▶ TASK OBJECTIVE
Find all lines in the listing that include the word "федеральной", then copy them.
........
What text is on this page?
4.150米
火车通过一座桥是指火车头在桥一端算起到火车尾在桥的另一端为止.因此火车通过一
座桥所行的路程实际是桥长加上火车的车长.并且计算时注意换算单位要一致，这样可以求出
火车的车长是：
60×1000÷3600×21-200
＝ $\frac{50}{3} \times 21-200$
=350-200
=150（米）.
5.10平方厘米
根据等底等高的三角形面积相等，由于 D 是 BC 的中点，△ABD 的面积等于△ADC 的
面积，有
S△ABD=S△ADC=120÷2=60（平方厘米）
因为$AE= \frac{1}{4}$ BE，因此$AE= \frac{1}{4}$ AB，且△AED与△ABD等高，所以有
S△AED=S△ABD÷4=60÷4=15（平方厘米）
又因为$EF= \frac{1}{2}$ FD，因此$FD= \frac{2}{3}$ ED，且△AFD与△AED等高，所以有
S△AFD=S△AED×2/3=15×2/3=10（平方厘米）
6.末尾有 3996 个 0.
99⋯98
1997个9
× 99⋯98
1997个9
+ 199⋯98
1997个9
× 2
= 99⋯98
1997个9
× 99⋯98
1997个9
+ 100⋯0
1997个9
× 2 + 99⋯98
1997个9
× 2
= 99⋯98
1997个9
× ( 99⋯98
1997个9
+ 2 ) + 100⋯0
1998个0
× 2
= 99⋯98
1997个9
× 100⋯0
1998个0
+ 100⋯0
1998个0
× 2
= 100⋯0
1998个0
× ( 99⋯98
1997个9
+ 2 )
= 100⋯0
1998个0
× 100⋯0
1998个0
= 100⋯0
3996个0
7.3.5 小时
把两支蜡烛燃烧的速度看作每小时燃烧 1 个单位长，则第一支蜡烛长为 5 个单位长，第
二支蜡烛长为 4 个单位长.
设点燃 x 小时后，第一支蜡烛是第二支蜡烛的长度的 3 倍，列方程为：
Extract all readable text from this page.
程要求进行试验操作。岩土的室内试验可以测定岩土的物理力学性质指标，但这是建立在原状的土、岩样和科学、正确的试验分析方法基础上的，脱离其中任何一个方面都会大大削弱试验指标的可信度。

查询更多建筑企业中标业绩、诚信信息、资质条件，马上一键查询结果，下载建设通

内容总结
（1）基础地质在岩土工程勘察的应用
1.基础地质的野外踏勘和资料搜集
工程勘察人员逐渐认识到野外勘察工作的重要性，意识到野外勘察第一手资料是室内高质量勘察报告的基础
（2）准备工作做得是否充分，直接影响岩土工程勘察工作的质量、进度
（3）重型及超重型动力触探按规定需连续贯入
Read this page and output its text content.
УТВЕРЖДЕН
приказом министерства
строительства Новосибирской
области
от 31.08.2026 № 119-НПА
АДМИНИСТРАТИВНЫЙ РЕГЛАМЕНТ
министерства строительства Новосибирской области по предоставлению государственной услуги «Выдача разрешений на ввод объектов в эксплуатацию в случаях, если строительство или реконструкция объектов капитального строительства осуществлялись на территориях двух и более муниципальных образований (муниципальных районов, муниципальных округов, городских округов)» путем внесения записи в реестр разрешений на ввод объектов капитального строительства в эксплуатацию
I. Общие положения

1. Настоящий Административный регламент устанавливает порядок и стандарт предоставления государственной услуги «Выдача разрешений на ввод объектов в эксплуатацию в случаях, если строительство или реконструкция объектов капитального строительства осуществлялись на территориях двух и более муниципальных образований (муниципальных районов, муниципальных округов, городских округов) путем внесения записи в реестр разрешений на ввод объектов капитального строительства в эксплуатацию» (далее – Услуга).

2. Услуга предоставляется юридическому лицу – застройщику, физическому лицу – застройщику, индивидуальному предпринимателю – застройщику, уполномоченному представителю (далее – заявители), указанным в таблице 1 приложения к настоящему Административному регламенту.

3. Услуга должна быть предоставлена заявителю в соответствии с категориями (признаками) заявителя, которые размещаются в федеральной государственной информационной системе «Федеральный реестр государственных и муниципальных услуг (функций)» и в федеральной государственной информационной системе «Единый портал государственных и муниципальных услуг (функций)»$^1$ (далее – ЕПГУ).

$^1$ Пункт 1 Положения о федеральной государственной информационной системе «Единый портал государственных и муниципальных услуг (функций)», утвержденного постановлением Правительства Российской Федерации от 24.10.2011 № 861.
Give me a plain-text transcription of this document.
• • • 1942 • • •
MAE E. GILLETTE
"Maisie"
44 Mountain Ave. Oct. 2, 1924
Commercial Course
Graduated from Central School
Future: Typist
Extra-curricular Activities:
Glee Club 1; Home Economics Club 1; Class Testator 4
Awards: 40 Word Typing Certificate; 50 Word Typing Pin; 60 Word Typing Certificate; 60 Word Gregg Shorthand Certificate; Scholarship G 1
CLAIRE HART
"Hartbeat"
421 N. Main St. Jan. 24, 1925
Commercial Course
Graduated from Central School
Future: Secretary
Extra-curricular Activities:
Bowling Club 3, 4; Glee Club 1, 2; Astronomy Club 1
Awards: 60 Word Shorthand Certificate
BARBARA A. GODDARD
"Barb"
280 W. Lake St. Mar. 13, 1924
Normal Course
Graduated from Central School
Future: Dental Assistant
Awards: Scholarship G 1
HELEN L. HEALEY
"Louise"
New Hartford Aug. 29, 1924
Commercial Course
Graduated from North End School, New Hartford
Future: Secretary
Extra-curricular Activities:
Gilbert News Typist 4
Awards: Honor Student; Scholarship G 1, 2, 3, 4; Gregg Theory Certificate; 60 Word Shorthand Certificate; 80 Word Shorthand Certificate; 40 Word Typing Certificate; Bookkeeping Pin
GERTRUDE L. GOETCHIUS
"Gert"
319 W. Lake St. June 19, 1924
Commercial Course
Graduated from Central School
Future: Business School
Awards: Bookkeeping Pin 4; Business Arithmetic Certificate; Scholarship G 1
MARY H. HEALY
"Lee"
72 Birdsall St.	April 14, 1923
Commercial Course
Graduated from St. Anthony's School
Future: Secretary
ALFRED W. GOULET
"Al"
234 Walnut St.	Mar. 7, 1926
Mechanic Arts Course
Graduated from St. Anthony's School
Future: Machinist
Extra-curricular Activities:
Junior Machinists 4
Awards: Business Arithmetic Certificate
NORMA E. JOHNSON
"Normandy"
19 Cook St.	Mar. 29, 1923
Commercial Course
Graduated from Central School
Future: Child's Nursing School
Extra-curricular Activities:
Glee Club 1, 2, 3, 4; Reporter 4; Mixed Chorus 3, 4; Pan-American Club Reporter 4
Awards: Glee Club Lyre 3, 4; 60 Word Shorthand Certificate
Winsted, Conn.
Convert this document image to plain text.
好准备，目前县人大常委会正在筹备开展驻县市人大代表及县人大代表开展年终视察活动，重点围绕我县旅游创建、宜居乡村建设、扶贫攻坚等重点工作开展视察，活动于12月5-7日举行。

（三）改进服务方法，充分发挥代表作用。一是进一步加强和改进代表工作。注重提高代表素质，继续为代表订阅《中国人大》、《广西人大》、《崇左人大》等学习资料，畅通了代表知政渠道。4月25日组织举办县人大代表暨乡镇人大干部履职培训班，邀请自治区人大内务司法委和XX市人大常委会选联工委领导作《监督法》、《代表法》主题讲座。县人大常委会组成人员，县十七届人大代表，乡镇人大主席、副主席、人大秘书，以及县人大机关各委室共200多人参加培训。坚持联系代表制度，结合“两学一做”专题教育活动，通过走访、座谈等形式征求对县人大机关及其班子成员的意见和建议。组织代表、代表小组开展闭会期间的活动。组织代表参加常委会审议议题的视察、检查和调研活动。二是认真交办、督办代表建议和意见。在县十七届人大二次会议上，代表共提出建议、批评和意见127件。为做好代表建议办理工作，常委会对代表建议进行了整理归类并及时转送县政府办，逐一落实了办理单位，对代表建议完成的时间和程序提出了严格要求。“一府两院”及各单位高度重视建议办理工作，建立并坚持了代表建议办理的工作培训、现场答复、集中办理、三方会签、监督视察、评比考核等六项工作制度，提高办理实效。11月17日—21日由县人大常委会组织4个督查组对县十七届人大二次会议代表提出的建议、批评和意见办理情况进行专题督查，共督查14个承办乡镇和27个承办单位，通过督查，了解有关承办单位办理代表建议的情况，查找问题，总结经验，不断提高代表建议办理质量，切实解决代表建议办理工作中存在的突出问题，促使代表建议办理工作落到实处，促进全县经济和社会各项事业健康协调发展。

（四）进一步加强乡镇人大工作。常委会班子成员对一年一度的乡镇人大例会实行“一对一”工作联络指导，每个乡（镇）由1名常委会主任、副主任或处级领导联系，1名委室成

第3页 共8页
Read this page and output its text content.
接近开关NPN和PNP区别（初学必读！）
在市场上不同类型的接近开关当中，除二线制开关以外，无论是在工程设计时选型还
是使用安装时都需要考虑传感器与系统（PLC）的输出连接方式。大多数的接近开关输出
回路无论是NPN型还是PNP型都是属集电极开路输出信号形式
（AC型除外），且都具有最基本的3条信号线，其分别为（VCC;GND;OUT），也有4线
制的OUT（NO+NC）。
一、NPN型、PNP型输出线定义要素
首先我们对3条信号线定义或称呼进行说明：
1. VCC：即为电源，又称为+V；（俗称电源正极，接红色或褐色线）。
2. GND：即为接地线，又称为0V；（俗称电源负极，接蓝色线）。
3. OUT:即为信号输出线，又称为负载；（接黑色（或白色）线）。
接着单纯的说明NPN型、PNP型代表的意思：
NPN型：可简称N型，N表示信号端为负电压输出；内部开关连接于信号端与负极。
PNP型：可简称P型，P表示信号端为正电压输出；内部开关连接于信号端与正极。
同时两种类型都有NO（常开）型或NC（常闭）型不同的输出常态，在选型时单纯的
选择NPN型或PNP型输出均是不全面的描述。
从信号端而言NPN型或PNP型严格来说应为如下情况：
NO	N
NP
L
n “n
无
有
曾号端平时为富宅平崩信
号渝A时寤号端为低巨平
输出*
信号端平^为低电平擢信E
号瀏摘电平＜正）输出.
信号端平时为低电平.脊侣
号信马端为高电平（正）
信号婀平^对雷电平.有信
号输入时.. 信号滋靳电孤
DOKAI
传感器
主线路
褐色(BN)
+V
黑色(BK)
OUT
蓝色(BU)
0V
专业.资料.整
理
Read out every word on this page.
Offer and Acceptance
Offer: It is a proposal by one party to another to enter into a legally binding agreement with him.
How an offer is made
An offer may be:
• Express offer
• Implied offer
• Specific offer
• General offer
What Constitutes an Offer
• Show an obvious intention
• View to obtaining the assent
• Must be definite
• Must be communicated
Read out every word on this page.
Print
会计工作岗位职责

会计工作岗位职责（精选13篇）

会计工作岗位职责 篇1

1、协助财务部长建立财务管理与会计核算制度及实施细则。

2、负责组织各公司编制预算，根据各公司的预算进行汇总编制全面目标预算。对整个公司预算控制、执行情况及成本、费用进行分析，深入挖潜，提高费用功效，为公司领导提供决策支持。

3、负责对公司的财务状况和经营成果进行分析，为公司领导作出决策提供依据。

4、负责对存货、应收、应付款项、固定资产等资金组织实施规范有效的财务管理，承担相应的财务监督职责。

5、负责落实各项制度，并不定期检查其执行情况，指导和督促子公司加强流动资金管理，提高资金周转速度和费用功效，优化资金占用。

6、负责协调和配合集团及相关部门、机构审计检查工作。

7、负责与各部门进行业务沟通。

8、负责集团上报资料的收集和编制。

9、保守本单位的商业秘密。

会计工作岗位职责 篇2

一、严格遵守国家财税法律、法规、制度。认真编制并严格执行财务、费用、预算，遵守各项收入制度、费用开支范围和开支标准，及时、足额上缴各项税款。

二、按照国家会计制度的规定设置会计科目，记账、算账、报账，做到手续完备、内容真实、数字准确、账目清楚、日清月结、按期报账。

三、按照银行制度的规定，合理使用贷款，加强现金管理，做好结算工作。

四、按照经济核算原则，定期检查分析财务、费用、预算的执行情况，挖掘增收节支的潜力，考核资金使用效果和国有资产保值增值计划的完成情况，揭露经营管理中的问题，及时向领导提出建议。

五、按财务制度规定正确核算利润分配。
........
▶ ANSWER IN FULL
3. Услуга должна быть предоставлена заявителю в соответствии с категориями (признаками) заявителя, которые размещаются в федеральной государственной информационной системе «Федеральный реестр государственных и муниципальных услуг (функций)» и в федеральной государственной информационной системе «Единый портал государственных и муниципальных услуг (функций)»$^1$ (далее – ЕПГУ).
$^1$ Пункт 1 Положения о федеральной государственной информационной системе «Единый портал государственных и муниципальных услуг (функций)», утвержденного постановлением Правительства Российской Федерации от 24.10.2011 № 861.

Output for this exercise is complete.